**What is required:**
Set down, please, exactly the lines below that run from the line with "Give me the" to the line with "Convert this screenshot", both lines included.

**Material for this exercise:**
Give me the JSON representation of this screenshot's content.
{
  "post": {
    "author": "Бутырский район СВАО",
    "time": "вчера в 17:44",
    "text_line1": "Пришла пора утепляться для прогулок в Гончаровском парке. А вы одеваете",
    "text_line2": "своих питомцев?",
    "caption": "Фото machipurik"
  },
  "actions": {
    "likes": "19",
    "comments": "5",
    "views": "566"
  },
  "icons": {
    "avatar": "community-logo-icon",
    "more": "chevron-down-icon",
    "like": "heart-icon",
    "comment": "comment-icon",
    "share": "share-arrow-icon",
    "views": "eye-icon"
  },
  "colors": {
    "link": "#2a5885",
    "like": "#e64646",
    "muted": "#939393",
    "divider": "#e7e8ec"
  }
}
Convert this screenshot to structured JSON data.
--
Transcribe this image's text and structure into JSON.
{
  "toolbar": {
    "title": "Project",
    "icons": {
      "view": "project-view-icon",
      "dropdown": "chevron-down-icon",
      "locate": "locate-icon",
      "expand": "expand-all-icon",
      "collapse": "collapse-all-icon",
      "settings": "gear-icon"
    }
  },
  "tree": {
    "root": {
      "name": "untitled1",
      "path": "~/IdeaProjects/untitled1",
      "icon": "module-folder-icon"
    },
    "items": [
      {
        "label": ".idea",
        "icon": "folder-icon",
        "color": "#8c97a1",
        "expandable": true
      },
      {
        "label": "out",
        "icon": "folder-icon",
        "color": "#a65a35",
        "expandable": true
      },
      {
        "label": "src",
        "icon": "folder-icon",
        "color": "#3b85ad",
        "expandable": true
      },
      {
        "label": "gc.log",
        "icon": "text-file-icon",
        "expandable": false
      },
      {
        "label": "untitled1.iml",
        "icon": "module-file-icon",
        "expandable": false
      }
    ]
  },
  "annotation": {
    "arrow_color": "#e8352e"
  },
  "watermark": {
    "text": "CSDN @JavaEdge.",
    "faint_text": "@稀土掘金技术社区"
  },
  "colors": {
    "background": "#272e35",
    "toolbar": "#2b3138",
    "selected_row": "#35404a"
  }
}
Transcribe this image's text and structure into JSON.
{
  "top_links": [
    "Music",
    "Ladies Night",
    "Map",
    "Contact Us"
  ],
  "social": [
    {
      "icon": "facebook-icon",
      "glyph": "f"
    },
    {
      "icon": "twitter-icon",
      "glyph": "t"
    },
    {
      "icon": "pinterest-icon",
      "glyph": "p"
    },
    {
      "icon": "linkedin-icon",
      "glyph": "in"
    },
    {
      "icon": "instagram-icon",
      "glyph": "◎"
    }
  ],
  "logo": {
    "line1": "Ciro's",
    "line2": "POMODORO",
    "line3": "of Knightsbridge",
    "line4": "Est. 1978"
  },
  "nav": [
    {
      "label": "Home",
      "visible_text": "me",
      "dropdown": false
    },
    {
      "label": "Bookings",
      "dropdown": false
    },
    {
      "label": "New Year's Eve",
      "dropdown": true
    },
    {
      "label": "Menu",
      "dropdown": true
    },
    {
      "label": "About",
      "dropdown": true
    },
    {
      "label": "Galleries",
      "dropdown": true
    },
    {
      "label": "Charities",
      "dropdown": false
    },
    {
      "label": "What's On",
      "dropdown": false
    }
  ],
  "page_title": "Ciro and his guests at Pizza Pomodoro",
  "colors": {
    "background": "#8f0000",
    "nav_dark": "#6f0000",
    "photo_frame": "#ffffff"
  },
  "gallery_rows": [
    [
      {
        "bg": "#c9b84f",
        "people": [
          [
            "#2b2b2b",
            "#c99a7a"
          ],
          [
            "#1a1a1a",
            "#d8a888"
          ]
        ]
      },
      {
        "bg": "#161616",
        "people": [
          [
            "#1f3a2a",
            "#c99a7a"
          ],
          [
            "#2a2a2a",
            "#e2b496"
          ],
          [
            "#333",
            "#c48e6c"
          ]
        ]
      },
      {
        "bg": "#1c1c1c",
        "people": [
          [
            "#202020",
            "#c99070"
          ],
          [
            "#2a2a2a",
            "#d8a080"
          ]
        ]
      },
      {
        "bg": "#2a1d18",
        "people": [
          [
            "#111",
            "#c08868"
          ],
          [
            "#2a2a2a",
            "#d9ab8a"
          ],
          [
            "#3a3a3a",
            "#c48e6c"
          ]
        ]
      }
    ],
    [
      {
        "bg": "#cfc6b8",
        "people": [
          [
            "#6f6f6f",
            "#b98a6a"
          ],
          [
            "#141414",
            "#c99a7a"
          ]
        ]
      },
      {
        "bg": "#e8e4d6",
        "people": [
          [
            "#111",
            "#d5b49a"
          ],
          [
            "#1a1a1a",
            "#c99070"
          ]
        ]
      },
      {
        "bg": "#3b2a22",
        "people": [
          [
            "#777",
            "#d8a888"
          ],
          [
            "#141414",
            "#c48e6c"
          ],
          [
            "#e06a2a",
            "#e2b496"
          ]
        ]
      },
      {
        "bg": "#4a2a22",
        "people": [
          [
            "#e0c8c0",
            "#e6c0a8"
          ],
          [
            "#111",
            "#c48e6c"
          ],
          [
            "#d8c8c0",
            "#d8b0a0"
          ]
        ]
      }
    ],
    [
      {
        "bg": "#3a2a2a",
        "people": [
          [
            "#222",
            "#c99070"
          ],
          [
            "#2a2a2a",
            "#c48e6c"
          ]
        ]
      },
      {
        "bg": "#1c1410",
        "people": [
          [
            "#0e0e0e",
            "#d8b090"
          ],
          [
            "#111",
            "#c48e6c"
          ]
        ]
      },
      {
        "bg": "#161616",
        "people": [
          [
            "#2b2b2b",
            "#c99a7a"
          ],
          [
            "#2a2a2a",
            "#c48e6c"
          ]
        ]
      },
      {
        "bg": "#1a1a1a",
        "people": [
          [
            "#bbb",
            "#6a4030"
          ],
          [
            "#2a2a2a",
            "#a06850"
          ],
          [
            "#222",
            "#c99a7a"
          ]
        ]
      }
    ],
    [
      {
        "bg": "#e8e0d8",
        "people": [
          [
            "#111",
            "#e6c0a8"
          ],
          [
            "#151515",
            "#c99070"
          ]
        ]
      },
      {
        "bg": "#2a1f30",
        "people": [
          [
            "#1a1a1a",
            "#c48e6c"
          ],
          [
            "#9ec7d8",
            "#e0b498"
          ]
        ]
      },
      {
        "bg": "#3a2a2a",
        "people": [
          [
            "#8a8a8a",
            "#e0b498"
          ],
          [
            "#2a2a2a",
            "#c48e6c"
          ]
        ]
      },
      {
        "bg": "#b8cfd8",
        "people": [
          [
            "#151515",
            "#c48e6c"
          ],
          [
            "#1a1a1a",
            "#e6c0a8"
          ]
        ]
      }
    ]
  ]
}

**Answer to this problem:**
Give me the JSON representation of this screenshot's content.
{
  "post": {
    "author": "Бутырский район СВАО",
    "time": "вчера в 17:44",
    "text_line1": "Пришла пора утепляться для прогулок в Гончаровском парке. А вы одеваете",
    "text_line2": "своих питомцев?",
    "caption": "Фото machipurik"
  },
  "actions": {
    "likes": "19",
    "comments": "5",
    "views": "566"
  },
  "icons": {
    "avatar": "community-logo-icon",
    "more": "chevron-down-icon",
    "like": "heart-icon",
    "comment": "comment-icon",
    "share": "share-arrow-icon",
    "views": "eye-icon"
  },
  "colors": {
    "link": "#2a5885",
    "like": "#e64646",
    "muted": "#939393",
    "divider": "#e7e8ec"
  }
}
Convert this screenshot to structured JSON data.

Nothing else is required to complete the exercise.